Dataset rows:
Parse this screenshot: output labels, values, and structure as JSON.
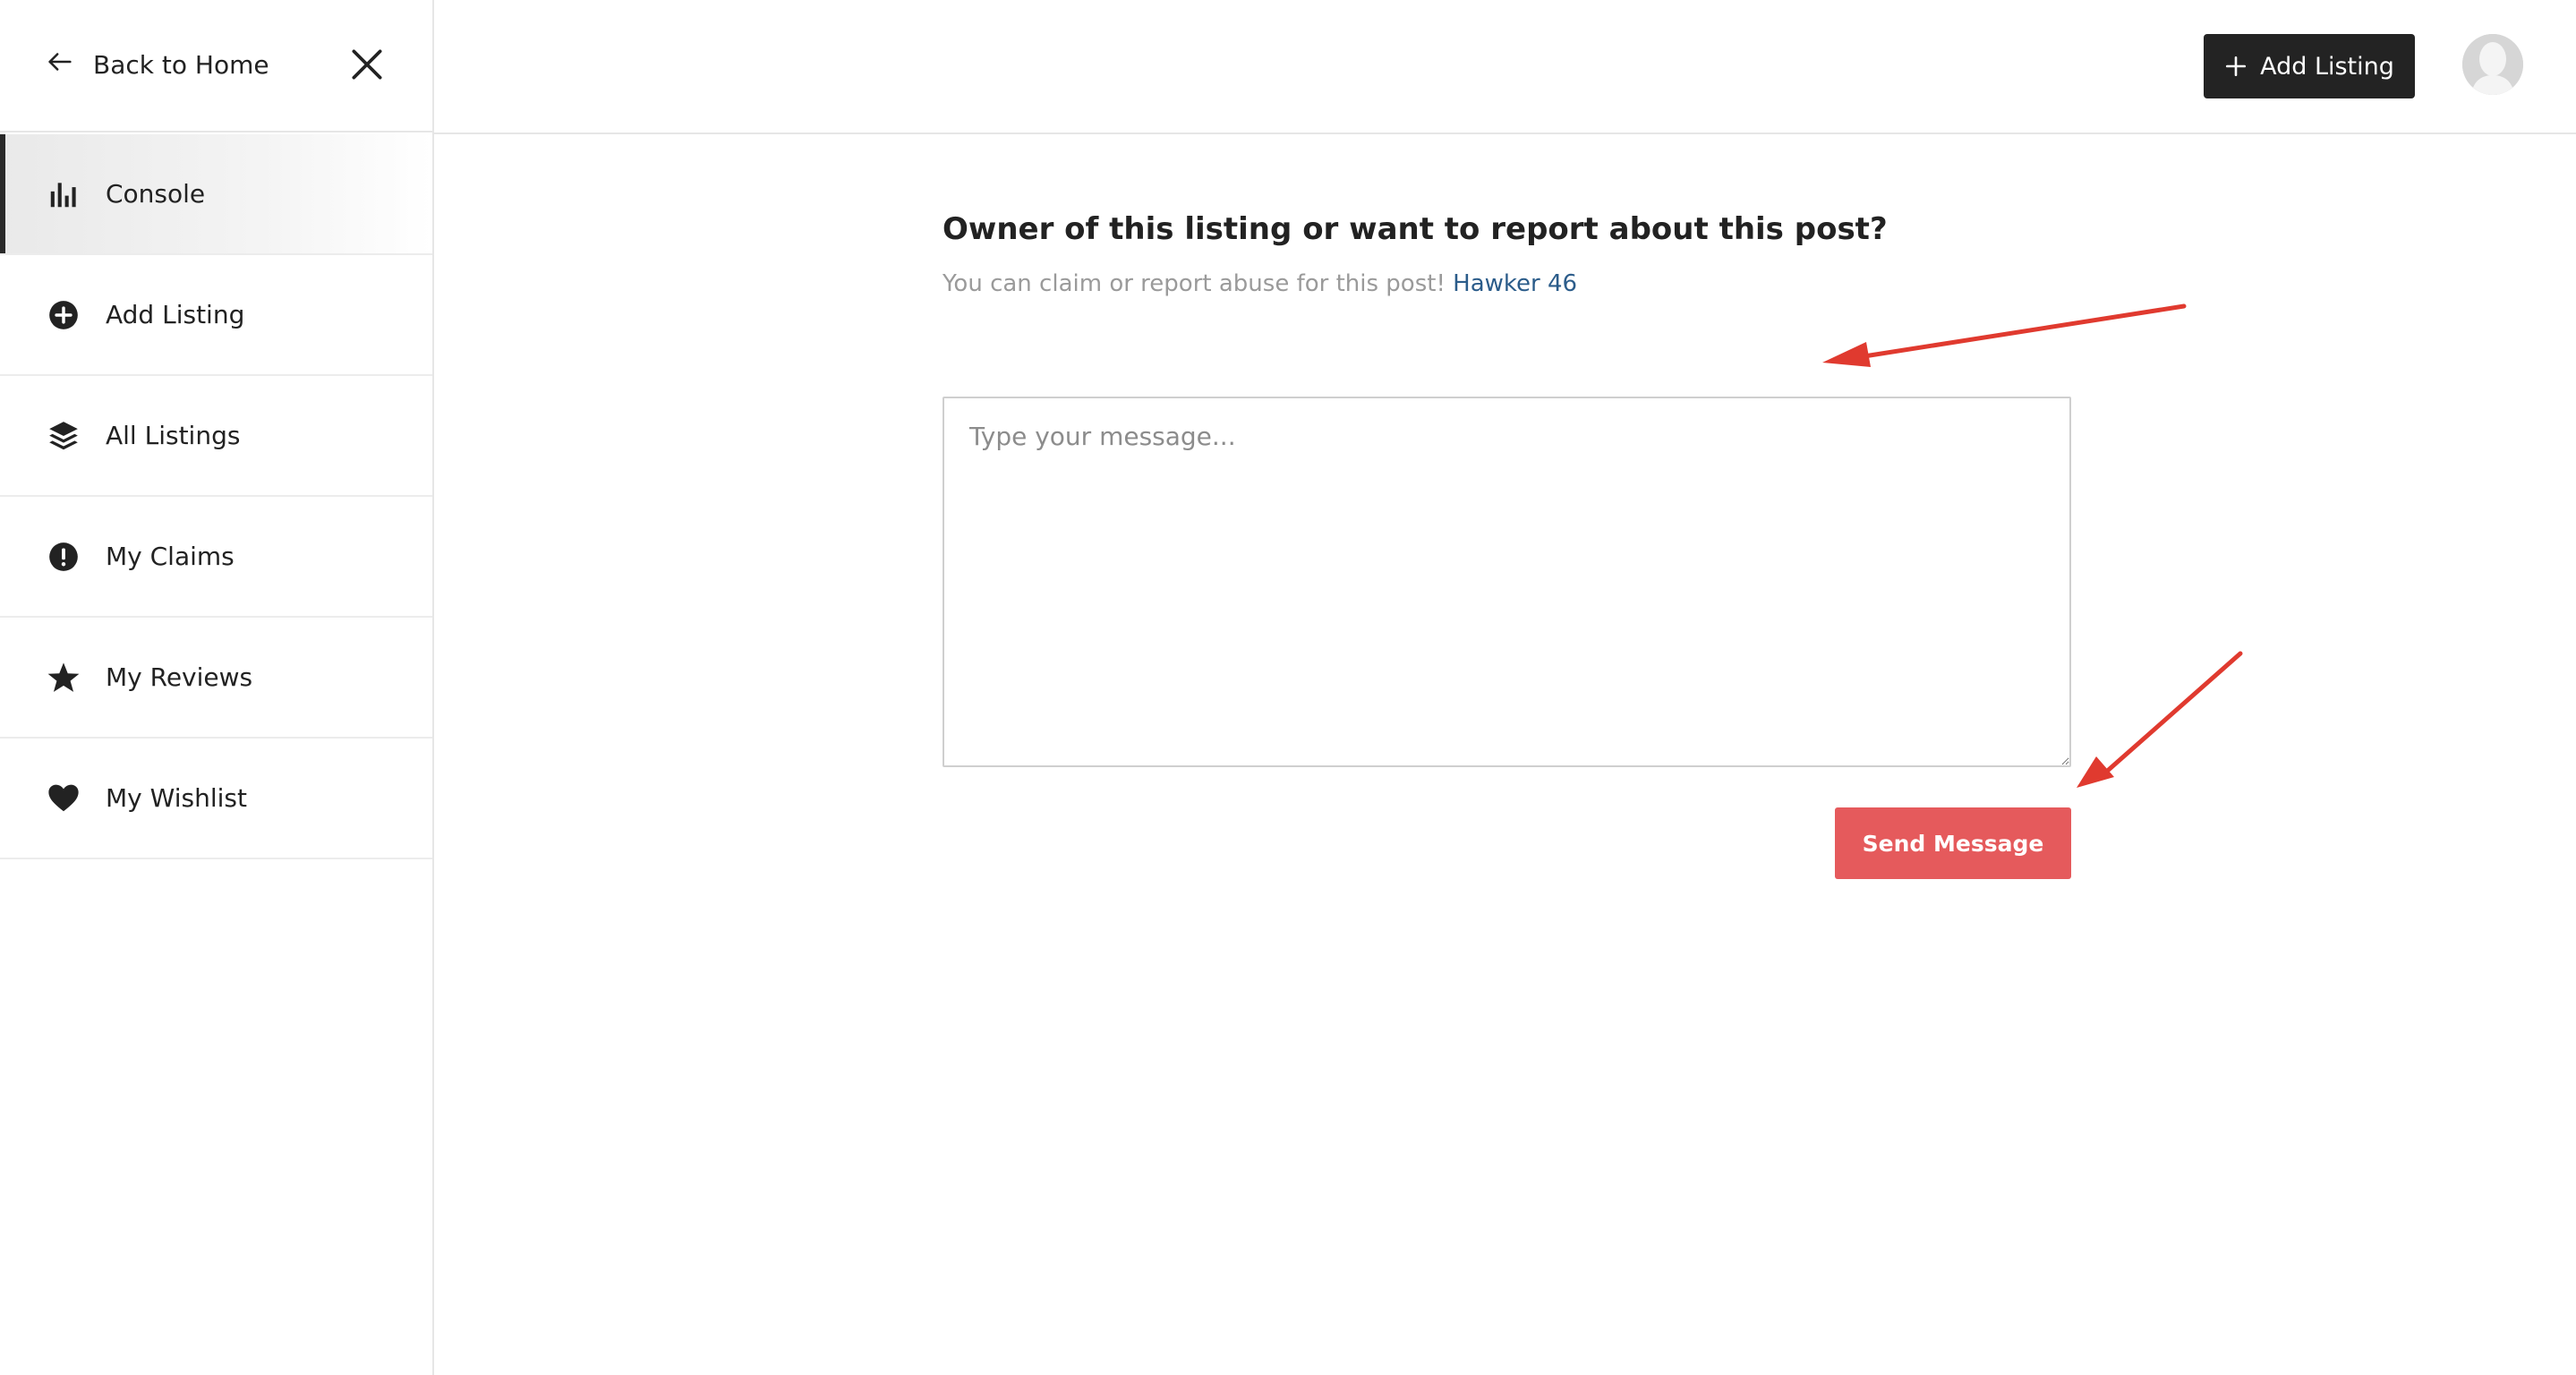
{
  "sidebar": {
    "back_label": "Back to Home",
    "items": [
      {
        "label": "Console",
        "icon": "bar-chart-icon",
        "active": true
      },
      {
        "label": "Add Listing",
        "icon": "plus-circle-icon",
        "active": false
      },
      {
        "label": "All Listings",
        "icon": "layers-icon",
        "active": false
      },
      {
        "label": "My Claims",
        "icon": "exclamation-circle-icon",
        "active": false
      },
      {
        "label": "My Reviews",
        "icon": "star-icon",
        "active": false
      },
      {
        "label": "My Wishlist",
        "icon": "heart-icon",
        "active": false
      }
    ]
  },
  "topbar": {
    "add_listing_label": "Add Listing"
  },
  "main": {
    "title": "Owner of this listing or want to report about this post?",
    "subtitle": "You can claim or report abuse for this post!",
    "listing_name": "Hawker 46",
    "message_placeholder": "Type your message...",
    "message_value": "",
    "send_label": "Send Message"
  },
  "colors": {
    "send_button": "#e55a5c",
    "add_listing_button": "#232323",
    "link": "#2b5c8a",
    "annotation_arrow": "#e03a2f"
  }
}
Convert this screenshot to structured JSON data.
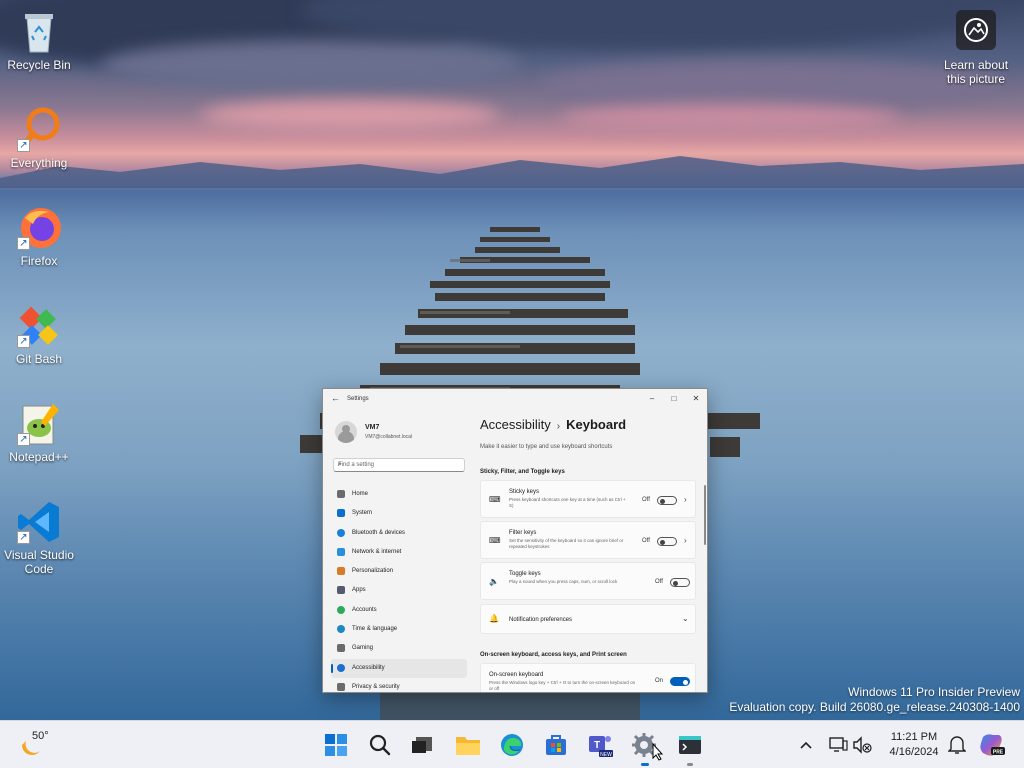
{
  "desktop": {
    "icons": [
      {
        "label": "Recycle Bin"
      },
      {
        "label": "Everything"
      },
      {
        "label": "Firefox"
      },
      {
        "label": "Git Bash"
      },
      {
        "label": "Notepad++"
      },
      {
        "label": "Visual Studio Code"
      }
    ],
    "learn_label": "Learn about this picture",
    "watermark_line1": "Windows 11 Pro Insider Preview",
    "watermark_line2": "Evaluation copy. Build 26080.ge_release.240308-1400"
  },
  "settings": {
    "window_title": "Settings",
    "user_name": "VM7",
    "user_email": "VM7@collabnet.local",
    "search_placeholder": "Find a setting",
    "nav": [
      {
        "label": "Home",
        "color": "#6b6b6b"
      },
      {
        "label": "System",
        "color": "#0a6fd1"
      },
      {
        "label": "Bluetooth & devices",
        "color": "#1a7fd9"
      },
      {
        "label": "Network & internet",
        "color": "#2b8fd9"
      },
      {
        "label": "Personalization",
        "color": "#d97a2b"
      },
      {
        "label": "Apps",
        "color": "#555b6e"
      },
      {
        "label": "Accounts",
        "color": "#2eaa5c"
      },
      {
        "label": "Time & language",
        "color": "#1e88c9"
      },
      {
        "label": "Gaming",
        "color": "#6b6b6b"
      },
      {
        "label": "Accessibility",
        "color": "#1a6fd1"
      },
      {
        "label": "Privacy & security",
        "color": "#6b6b6b"
      }
    ],
    "active_nav": "Accessibility",
    "breadcrumb_parent": "Accessibility",
    "breadcrumb_current": "Keyboard",
    "description": "Make it easier to type and use keyboard shortcuts",
    "section1": "Sticky, Filter, and Toggle keys",
    "sticky_title": "Sticky keys",
    "sticky_desc": "Press keyboard shortcuts one key at a time (such as Ctrl + S)",
    "sticky_state": "Off",
    "filter_title": "Filter keys",
    "filter_desc": "Set the sensitivity of the keyboard so it can ignore brief or repeated keystrokes",
    "filter_state": "Off",
    "toggle_title": "Toggle keys",
    "toggle_desc": "Play a sound when you press caps, num, or scroll lock",
    "toggle_state": "Off",
    "notif_title": "Notification preferences",
    "section2": "On-screen keyboard, access keys, and Print screen",
    "osk_title": "On-screen keyboard",
    "osk_desc": "Press the Windows logo key + Ctrl + O to turn the on-screen keyboard on or off",
    "osk_state": "On"
  },
  "taskbar": {
    "temperature": "50°",
    "time": "11:21 PM",
    "date": "4/16/2024",
    "pinned": [
      "start-icon",
      "search-icon",
      "task-view-icon",
      "file-explorer-icon",
      "edge-icon",
      "store-icon",
      "teams-icon",
      "settings-icon",
      "terminal-icon"
    ]
  }
}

§ **Problem**:
Images do not belong in the copy; reproduce all other parts of the records above verbatim.

§ **Task answer**:
Parse this screenshot: output labels, values, and structure as JSON.
{
  "sidebar": {
    "back_label": "Back to Home",
    "items": [
      {
        "label": "Console",
        "icon": "bar-chart-icon",
        "active": true
      },
      {
        "label": "Add Listing",
        "icon": "plus-circle-icon",
        "active": false
      },
      {
        "label": "All Listings",
        "icon": "layers-icon",
        "active": false
      },
      {
        "label": "My Claims",
        "icon": "exclamation-circle-icon",
        "active": false
      },
      {
        "label": "My Reviews",
        "icon": "star-icon",
        "active": false
      },
      {
        "label": "My Wishlist",
        "icon": "heart-icon",
        "active": false
      }
    ]
  },
  "topbar": {
    "add_listing_label": "Add Listing"
  },
  "main": {
    "title": "Owner of this listing or want to report about this post?",
    "subtitle": "You can claim or report abuse for this post!",
    "listing_name": "Hawker 46",
    "message_placeholder": "Type your message...",
    "message_value": "",
    "send_label": "Send Message"
  },
  "colors": {
    "send_button": "#e55a5c",
    "add_listing_button": "#232323",
    "link": "#2b5c8a",
    "annotation_arrow": "#e03a2f"
  }
}
Convert this screenshot to structured JSON data.
{
  "desktop": {
    "icons": [
      {
        "label": "Recycle Bin"
      },
      {
        "label": "Everything"
      },
      {
        "label": "Firefox"
      },
      {
        "label": "Git Bash"
      },
      {
        "label": "Notepad++"
      },
      {
        "label": "Visual Studio Code"
      }
    ],
    "learn_label": "Learn about this picture",
    "watermark_line1": "Windows 11 Pro Insider Preview",
    "watermark_line2": "Evaluation copy. Build 26080.ge_release.240308-1400"
  },
  "settings": {
    "window_title": "Settings",
    "user_name": "VM7",
    "user_email": "VM7@collabnet.local",
    "search_placeholder": "Find a setting",
    "nav": [
      {
        "label": "Home",
        "color": "#6b6b6b"
      },
      {
        "label": "System",
        "color": "#0a6fd1"
      },
      {
        "label": "Bluetooth & devices",
        "color": "#1a7fd9"
      },
      {
        "label": "Network & internet",
        "color": "#2b8fd9"
      },
      {
        "label": "Personalization",
        "color": "#d97a2b"
      },
      {
        "label": "Apps",
        "color": "#555b6e"
      },
      {
        "label": "Accounts",
        "color": "#2eaa5c"
      },
      {
        "label": "Time & language",
        "color": "#1e88c9"
      },
      {
        "label": "Gaming",
        "color": "#6b6b6b"
      },
      {
        "label": "Accessibility",
        "color": "#1a6fd1"
      },
      {
        "label": "Privacy & security",
        "color": "#6b6b6b"
      }
    ],
    "active_nav": "Accessibility",
    "breadcrumb_parent": "Accessibility",
    "breadcrumb_current": "Keyboard",
    "description": "Make it easier to type and use keyboard shortcuts",
    "section1": "Sticky, Filter, and Toggle keys",
    "sticky_title": "Sticky keys",
    "sticky_desc": "Press keyboard shortcuts one key at a time (such as Ctrl + S)",
    "sticky_state": "Off",
    "filter_title": "Filter keys",
    "filter_desc": "Set the sensitivity of the keyboard so it can ignore brief or repeated keystrokes",
    "filter_state": "Off",
    "toggle_title": "Toggle keys",
    "toggle_desc": "Play a sound when you press caps, num, or scroll lock",
    "toggle_state": "Off",
    "notif_title": "Notification preferences",
    "section2": "On-screen keyboard, access keys, and Print screen",
    "osk_title": "On-screen keyboard",
    "osk_desc": "Press the Windows logo key + Ctrl + O to turn the on-screen keyboard on or off",
    "osk_state": "On"
  },
  "taskbar": {
    "temperature": "50°",
    "time": "11:21 PM",
    "date": "4/16/2024",
    "pinned": [
      "start-icon",
      "search-icon",
      "task-view-icon",
      "file-explorer-icon",
      "edge-icon",
      "store-icon",
      "teams-icon",
      "settings-icon",
      "terminal-icon"
    ]
  }
}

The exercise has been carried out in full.